[Items from a data source]
* * * * * * *
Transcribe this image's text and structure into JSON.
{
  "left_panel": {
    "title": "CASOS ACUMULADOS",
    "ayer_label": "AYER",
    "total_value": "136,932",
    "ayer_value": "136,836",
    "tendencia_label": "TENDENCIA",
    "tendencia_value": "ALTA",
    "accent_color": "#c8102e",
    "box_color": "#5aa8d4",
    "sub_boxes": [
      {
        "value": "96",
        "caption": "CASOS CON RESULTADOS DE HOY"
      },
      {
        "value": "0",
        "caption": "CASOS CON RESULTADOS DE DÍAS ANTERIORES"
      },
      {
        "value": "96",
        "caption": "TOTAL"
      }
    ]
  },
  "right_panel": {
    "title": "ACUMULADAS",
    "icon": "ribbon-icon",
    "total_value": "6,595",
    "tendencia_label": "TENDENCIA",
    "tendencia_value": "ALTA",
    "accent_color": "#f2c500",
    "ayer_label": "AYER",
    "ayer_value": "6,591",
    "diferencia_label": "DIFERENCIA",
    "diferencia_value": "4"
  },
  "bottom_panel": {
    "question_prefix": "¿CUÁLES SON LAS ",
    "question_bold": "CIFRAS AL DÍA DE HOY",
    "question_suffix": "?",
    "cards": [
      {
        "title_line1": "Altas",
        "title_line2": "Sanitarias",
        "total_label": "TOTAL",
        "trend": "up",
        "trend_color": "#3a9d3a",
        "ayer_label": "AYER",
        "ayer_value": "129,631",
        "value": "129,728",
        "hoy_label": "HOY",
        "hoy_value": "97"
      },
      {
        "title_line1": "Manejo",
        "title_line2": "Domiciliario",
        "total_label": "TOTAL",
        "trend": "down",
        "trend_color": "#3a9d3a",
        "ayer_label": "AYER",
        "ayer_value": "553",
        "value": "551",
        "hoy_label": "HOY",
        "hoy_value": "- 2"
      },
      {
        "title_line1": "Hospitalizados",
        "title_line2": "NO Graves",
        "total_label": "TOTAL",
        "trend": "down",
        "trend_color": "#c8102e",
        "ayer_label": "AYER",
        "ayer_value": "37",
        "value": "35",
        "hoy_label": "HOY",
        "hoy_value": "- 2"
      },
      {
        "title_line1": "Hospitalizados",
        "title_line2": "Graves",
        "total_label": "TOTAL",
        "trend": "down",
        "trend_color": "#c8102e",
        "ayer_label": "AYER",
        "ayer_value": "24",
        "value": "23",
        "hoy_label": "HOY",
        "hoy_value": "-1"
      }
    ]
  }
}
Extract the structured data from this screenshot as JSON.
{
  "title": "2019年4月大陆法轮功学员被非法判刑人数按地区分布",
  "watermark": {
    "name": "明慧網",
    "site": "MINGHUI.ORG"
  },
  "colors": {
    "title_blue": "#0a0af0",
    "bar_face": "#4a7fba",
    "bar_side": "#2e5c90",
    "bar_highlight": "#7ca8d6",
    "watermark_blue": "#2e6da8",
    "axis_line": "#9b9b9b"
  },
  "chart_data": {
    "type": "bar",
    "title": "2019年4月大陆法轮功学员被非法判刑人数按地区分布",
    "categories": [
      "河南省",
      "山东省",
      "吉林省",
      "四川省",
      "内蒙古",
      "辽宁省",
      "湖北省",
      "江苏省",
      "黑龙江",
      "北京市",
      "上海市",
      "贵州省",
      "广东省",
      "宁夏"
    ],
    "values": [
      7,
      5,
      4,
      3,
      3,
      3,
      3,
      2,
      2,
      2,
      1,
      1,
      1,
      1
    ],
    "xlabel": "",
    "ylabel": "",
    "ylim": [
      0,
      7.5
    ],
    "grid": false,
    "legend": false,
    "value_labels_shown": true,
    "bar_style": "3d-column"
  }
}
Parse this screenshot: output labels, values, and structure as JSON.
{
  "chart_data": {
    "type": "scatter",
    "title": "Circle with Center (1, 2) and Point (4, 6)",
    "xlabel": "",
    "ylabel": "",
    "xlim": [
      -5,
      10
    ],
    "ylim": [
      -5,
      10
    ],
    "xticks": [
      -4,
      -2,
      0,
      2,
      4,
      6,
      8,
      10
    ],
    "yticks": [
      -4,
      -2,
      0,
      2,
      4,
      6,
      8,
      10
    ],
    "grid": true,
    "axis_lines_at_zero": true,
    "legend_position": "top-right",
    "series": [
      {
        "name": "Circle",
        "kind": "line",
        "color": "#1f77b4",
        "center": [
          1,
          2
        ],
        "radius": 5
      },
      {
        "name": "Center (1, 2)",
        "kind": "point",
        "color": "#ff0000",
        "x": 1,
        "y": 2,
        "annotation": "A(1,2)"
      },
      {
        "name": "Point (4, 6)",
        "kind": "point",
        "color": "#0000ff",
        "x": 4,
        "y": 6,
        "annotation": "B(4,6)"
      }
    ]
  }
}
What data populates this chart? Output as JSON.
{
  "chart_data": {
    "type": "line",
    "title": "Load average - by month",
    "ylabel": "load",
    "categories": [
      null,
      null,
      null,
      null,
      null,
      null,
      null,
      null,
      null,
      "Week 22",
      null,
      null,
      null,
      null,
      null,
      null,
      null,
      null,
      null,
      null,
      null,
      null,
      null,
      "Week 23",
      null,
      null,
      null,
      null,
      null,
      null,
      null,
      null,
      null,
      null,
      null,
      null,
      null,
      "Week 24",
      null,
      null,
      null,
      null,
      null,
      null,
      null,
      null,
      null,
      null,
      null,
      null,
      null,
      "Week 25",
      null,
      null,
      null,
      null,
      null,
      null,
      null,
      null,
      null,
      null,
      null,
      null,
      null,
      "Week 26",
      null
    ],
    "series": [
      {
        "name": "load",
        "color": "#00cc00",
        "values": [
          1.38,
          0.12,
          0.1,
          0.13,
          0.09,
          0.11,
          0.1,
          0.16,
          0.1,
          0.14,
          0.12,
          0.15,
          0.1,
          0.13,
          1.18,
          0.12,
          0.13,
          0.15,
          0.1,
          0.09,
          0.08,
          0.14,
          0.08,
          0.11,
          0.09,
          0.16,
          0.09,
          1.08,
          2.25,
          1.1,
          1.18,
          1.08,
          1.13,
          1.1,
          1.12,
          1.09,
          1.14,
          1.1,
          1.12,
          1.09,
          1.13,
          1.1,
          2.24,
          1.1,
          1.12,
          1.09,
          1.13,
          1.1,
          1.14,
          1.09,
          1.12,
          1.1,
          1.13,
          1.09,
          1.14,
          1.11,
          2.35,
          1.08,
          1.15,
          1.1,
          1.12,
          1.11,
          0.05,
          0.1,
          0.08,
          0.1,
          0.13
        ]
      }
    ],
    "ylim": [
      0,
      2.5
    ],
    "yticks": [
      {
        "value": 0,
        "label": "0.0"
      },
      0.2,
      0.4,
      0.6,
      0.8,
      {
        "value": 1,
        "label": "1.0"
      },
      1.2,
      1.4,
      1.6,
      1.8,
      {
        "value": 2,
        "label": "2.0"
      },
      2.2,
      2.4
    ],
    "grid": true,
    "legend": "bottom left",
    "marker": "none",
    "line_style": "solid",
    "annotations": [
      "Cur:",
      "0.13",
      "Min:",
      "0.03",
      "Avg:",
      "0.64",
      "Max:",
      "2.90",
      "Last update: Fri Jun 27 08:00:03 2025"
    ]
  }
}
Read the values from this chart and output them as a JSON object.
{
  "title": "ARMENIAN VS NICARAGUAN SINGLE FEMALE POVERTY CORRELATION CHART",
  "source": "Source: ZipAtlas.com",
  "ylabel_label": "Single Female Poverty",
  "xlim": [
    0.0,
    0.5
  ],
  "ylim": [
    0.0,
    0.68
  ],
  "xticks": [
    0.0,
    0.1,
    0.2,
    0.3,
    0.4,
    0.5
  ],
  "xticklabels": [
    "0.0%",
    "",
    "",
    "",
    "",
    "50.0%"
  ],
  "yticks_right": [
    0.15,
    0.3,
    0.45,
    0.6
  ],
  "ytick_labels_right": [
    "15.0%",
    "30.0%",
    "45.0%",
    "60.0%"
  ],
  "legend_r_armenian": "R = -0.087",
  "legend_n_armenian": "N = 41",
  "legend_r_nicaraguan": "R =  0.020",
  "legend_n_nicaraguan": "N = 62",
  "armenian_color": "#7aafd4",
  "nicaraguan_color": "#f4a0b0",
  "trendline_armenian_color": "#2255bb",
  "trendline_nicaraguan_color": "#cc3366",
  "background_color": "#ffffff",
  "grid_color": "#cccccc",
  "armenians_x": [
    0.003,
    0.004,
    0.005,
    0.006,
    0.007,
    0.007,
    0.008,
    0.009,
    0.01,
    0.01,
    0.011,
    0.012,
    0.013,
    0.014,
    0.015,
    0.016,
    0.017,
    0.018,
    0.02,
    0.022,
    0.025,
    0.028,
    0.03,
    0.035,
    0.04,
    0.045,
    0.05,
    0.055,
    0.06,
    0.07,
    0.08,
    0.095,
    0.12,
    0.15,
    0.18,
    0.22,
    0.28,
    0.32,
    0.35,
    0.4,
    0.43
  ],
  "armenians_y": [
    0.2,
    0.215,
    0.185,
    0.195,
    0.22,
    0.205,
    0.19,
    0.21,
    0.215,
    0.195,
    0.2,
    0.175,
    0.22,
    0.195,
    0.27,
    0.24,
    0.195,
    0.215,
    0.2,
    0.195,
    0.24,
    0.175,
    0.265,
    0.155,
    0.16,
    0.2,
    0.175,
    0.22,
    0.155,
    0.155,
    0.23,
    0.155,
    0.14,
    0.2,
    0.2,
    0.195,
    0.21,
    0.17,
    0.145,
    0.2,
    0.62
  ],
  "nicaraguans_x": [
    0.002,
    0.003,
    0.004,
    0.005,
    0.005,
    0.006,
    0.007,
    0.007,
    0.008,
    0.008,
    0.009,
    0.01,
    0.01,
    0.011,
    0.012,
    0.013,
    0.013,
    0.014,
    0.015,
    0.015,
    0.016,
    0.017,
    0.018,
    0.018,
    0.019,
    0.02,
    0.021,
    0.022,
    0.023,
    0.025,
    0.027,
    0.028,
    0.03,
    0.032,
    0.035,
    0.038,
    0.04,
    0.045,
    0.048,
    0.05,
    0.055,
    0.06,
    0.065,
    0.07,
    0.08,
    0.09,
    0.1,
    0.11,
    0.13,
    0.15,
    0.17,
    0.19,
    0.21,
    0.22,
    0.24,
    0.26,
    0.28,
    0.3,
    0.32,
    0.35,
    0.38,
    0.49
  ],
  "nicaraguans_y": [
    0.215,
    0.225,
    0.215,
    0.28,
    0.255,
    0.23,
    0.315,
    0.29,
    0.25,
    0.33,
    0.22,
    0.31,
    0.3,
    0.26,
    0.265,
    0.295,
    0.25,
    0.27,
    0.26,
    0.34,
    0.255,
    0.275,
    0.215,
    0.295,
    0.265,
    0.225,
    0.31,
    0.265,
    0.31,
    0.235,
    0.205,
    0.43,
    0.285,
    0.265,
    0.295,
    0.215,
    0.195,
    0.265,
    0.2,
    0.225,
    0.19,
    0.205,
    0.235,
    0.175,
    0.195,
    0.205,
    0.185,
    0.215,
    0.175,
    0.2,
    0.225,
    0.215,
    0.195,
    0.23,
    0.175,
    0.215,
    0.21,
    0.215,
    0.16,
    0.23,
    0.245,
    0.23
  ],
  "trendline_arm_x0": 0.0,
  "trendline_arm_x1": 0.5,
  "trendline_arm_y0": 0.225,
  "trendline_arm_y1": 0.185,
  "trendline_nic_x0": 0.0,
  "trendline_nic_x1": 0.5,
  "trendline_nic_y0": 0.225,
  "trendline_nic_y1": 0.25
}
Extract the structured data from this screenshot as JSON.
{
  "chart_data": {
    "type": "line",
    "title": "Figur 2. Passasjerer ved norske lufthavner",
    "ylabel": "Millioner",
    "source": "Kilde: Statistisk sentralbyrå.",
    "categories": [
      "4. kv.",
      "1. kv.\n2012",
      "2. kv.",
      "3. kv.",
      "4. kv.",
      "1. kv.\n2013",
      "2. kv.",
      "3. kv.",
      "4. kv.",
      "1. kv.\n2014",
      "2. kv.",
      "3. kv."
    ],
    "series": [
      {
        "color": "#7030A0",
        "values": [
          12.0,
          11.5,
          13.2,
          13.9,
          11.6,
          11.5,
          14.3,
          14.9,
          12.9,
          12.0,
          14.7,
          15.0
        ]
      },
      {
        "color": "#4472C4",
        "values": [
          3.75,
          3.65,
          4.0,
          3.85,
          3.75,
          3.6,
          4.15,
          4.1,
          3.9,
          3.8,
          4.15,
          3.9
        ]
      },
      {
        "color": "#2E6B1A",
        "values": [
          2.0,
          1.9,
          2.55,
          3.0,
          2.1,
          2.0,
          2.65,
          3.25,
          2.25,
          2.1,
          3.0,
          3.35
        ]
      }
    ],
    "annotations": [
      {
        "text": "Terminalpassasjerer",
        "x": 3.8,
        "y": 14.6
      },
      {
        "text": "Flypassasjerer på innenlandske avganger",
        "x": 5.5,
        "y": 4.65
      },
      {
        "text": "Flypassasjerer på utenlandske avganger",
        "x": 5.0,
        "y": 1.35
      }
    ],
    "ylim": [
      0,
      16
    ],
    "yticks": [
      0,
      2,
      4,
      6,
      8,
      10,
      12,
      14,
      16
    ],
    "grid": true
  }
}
* * * * * * *
Say how many lines in the listing above include "text". Give nothing but the number.

4